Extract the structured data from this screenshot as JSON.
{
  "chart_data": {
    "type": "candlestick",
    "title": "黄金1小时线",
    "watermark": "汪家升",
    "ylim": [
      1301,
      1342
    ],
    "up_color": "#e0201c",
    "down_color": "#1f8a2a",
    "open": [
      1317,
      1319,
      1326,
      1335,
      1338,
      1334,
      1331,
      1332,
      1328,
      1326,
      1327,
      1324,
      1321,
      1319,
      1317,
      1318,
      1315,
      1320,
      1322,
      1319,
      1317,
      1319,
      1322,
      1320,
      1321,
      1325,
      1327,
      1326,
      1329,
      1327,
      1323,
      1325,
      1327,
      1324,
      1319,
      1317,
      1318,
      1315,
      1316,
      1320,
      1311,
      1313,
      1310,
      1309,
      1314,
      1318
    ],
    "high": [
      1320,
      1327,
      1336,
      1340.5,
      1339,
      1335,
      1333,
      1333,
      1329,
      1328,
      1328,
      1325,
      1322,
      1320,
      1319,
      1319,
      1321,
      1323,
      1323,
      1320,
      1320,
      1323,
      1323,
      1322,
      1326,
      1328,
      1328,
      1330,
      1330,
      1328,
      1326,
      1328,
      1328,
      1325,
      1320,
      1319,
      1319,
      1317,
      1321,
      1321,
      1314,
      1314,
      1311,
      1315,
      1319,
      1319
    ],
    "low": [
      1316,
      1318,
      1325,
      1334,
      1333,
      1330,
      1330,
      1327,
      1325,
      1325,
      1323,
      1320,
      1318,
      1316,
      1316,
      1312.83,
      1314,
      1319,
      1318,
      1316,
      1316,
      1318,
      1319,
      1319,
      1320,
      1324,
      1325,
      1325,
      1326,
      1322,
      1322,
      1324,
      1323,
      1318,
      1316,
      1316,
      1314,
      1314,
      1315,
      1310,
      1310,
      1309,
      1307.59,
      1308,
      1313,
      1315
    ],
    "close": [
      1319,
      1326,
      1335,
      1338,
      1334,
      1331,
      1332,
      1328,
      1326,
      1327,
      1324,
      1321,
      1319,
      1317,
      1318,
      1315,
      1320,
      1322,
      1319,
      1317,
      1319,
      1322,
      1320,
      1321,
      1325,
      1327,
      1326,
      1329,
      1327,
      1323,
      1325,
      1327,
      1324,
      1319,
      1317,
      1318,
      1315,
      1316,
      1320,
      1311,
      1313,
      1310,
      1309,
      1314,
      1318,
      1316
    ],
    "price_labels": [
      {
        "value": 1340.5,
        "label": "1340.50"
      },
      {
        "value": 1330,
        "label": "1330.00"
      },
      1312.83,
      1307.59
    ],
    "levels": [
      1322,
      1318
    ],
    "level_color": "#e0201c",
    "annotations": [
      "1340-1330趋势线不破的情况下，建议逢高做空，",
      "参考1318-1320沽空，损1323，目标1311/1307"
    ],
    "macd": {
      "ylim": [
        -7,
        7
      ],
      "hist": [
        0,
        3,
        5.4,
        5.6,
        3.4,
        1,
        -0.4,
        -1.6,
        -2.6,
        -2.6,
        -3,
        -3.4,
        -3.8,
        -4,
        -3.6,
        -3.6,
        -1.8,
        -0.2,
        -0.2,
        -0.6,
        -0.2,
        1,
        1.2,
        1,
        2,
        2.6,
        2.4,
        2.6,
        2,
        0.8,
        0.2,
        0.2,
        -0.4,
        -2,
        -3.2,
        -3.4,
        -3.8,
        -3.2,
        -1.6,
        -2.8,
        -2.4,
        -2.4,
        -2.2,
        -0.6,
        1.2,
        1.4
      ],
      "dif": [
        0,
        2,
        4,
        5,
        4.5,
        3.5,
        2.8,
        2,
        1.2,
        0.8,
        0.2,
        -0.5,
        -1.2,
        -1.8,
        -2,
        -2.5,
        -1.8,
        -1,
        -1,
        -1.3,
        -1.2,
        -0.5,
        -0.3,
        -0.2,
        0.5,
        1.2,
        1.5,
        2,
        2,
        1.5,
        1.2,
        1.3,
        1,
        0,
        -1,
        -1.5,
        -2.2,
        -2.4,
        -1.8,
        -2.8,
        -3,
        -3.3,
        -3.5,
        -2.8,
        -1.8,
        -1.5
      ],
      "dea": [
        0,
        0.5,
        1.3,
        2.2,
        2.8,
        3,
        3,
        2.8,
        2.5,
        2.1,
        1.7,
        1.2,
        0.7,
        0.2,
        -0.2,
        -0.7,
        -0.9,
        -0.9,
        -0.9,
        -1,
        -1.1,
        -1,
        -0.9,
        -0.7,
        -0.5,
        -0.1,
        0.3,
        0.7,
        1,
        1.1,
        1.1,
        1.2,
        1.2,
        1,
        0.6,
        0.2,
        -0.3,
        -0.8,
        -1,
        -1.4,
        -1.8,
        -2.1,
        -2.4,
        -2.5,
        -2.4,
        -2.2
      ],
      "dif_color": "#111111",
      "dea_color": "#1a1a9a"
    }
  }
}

### STATED PROBLEM
Repeat the records above exactly.

### EXERCISE OUTPUT
Extract the structured data from this screenshot as JSON.
{
  "chart_data": {
    "type": "candlestick",
    "title": "黄金1小时线",
    "watermark": "汪家升",
    "ylim": [
      1301,
      1342
    ],
    "up_color": "#e0201c",
    "down_color": "#1f8a2a",
    "open": [
      1317,
      1319,
      1326,
      1335,
      1338,
      1334,
      1331,
      1332,
      1328,
      1326,
      1327,
      1324,
      1321,
      1319,
      1317,
      1318,
      1315,
      1320,
      1322,
      1319,
      1317,
      1319,
      1322,
      1320,
      1321,
      1325,
      1327,
      1326,
      1329,
      1327,
      1323,
      1325,
      1327,
      1324,
      1319,
      1317,
      1318,
      1315,
      1316,
      1320,
      1311,
      1313,
      1310,
      1309,
      1314,
      1318
    ],
    "high": [
      1320,
      1327,
      1336,
      1340.5,
      1339,
      1335,
      1333,
      1333,
      1329,
      1328,
      1328,
      1325,
      1322,
      1320,
      1319,
      1319,
      1321,
      1323,
      1323,
      1320,
      1320,
      1323,
      1323,
      1322,
      1326,
      1328,
      1328,
      1330,
      1330,
      1328,
      1326,
      1328,
      1328,
      1325,
      1320,
      1319,
      1319,
      1317,
      1321,
      1321,
      1314,
      1314,
      1311,
      1315,
      1319,
      1319
    ],
    "low": [
      1316,
      1318,
      1325,
      1334,
      1333,
      1330,
      1330,
      1327,
      1325,
      1325,
      1323,
      1320,
      1318,
      1316,
      1316,
      1312.83,
      1314,
      1319,
      1318,
      1316,
      1316,
      1318,
      1319,
      1319,
      1320,
      1324,
      1325,
      1325,
      1326,
      1322,
      1322,
      1324,
      1323,
      1318,
      1316,
      1316,
      1314,
      1314,
      1315,
      1310,
      1310,
      1309,
      1307.59,
      1308,
      1313,
      1315
    ],
    "close": [
      1319,
      1326,
      1335,
      1338,
      1334,
      1331,
      1332,
      1328,
      1326,
      1327,
      1324,
      1321,
      1319,
      1317,
      1318,
      1315,
      1320,
      1322,
      1319,
      1317,
      1319,
      1322,
      1320,
      1321,
      1325,
      1327,
      1326,
      1329,
      1327,
      1323,
      1325,
      1327,
      1324,
      1319,
      1317,
      1318,
      1315,
      1316,
      1320,
      1311,
      1313,
      1310,
      1309,
      1314,
      1318,
      1316
    ],
    "price_labels": [
      {
        "value": 1340.5,
        "label": "1340.50"
      },
      {
        "value": 1330,
        "label": "1330.00"
      },
      1312.83,
      1307.59
    ],
    "levels": [
      1322,
      1318
    ],
    "level_color": "#e0201c",
    "annotations": [
      "1340-1330趋势线不破的情况下，建议逢高做空，",
      "参考1318-1320沽空，损1323，目标1311/1307"
    ],
    "macd": {
      "ylim": [
        -7,
        7
      ],
      "hist": [
        0,
        3,
        5.4,
        5.6,
        3.4,
        1,
        -0.4,
        -1.6,
        -2.6,
        -2.6,
        -3,
        -3.4,
        -3.8,
        -4,
        -3.6,
        -3.6,
        -1.8,
        -0.2,
        -0.2,
        -0.6,
        -0.2,
        1,
        1.2,
        1,
        2,
        2.6,
        2.4,
        2.6,
        2,
        0.8,
        0.2,
        0.2,
        -0.4,
        -2,
        -3.2,
        -3.4,
        -3.8,
        -3.2,
        -1.6,
        -2.8,
        -2.4,
        -2.4,
        -2.2,
        -0.6,
        1.2,
        1.4
      ],
      "dif": [
        0,
        2,
        4,
        5,
        4.5,
        3.5,
        2.8,
        2,
        1.2,
        0.8,
        0.2,
        -0.5,
        -1.2,
        -1.8,
        -2,
        -2.5,
        -1.8,
        -1,
        -1,
        -1.3,
        -1.2,
        -0.5,
        -0.3,
        -0.2,
        0.5,
        1.2,
        1.5,
        2,
        2,
        1.5,
        1.2,
        1.3,
        1,
        0,
        -1,
        -1.5,
        -2.2,
        -2.4,
        -1.8,
        -2.8,
        -3,
        -3.3,
        -3.5,
        -2.8,
        -1.8,
        -1.5
      ],
      "dea": [
        0,
        0.5,
        1.3,
        2.2,
        2.8,
        3,
        3,
        2.8,
        2.5,
        2.1,
        1.7,
        1.2,
        0.7,
        0.2,
        -0.2,
        -0.7,
        -0.9,
        -0.9,
        -0.9,
        -1,
        -1.1,
        -1,
        -0.9,
        -0.7,
        -0.5,
        -0.1,
        0.3,
        0.7,
        1,
        1.1,
        1.1,
        1.2,
        1.2,
        1,
        0.6,
        0.2,
        -0.3,
        -0.8,
        -1,
        -1.4,
        -1.8,
        -2.1,
        -2.4,
        -2.5,
        -2.4,
        -2.2
      ],
      "dif_color": "#111111",
      "dea_color": "#1a1a9a"
    }
  }
}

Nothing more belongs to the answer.